--- start of Data to use ---

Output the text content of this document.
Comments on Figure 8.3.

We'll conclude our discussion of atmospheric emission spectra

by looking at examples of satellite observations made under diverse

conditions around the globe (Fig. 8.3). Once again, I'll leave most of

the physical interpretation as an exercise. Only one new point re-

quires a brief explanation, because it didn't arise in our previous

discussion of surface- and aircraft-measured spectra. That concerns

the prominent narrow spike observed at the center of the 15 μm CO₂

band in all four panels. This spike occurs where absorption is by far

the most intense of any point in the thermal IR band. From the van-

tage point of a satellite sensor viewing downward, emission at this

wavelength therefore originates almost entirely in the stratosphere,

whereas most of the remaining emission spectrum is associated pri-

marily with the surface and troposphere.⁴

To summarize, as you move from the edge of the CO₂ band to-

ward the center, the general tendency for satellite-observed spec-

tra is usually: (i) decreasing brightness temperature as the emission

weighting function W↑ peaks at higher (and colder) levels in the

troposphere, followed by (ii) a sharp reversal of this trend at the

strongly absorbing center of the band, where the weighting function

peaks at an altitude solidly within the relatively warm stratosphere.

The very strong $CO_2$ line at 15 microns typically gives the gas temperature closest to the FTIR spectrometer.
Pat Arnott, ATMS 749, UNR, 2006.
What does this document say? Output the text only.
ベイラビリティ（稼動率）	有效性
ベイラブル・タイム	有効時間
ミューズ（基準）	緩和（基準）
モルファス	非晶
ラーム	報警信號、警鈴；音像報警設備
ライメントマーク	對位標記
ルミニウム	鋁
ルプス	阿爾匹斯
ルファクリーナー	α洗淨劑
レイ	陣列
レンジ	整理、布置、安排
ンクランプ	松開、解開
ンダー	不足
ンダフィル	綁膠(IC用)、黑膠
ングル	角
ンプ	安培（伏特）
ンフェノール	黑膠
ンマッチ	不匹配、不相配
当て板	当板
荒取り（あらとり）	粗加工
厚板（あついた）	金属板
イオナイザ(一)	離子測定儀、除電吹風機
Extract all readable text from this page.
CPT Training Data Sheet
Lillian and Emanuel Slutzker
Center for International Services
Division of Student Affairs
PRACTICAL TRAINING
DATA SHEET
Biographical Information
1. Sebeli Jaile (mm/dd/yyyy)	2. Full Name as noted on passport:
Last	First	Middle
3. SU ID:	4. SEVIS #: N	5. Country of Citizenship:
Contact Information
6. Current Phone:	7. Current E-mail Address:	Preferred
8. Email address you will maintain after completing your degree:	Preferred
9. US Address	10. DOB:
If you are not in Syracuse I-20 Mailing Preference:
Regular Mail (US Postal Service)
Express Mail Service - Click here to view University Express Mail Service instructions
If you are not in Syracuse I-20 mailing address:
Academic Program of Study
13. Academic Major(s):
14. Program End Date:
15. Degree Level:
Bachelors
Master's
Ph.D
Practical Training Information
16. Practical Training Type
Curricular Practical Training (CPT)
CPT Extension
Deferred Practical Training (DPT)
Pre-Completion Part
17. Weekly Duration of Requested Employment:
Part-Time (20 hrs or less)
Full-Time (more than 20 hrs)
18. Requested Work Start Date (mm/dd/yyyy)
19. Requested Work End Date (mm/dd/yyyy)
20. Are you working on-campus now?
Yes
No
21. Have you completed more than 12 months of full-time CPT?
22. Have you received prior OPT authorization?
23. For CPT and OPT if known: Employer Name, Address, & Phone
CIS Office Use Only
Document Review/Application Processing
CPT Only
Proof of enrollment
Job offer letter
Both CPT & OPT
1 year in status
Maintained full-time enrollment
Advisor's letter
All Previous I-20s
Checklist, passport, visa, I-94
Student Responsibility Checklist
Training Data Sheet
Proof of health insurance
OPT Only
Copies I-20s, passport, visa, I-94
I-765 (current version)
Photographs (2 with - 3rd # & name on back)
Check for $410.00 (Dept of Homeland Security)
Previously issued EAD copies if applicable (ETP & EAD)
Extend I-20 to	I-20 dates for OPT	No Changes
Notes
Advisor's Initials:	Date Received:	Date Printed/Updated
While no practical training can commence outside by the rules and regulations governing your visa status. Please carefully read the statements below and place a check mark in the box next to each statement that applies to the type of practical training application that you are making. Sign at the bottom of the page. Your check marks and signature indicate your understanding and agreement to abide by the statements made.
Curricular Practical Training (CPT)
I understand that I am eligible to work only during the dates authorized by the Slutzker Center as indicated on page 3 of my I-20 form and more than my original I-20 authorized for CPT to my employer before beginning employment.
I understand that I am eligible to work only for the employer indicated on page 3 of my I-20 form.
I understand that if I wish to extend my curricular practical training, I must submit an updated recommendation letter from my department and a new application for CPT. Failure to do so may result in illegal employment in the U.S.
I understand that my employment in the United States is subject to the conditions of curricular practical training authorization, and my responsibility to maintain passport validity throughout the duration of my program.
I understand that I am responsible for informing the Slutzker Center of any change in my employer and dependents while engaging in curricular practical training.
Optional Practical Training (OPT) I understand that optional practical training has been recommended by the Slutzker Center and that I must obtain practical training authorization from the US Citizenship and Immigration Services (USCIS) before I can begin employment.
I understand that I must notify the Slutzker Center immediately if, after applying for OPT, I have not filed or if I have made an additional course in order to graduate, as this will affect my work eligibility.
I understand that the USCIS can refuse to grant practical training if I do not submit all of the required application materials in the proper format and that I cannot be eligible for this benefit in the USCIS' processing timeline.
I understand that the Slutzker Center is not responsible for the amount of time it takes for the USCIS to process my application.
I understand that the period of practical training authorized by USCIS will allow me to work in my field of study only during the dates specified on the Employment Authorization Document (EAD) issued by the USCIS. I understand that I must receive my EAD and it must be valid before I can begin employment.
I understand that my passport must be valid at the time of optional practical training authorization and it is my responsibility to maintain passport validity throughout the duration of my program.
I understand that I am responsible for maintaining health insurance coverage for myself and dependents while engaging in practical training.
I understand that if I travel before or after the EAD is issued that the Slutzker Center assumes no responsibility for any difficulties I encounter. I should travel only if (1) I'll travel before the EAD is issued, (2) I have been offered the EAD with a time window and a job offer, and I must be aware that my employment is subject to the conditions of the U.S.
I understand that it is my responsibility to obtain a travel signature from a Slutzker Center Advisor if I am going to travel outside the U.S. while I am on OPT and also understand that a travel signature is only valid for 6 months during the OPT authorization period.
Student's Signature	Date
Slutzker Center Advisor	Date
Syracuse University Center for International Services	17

--- end of Data to use ---

# [Stated task]
Only the number is required: the count of lines containing the word "emission".

# [Response to this task]
4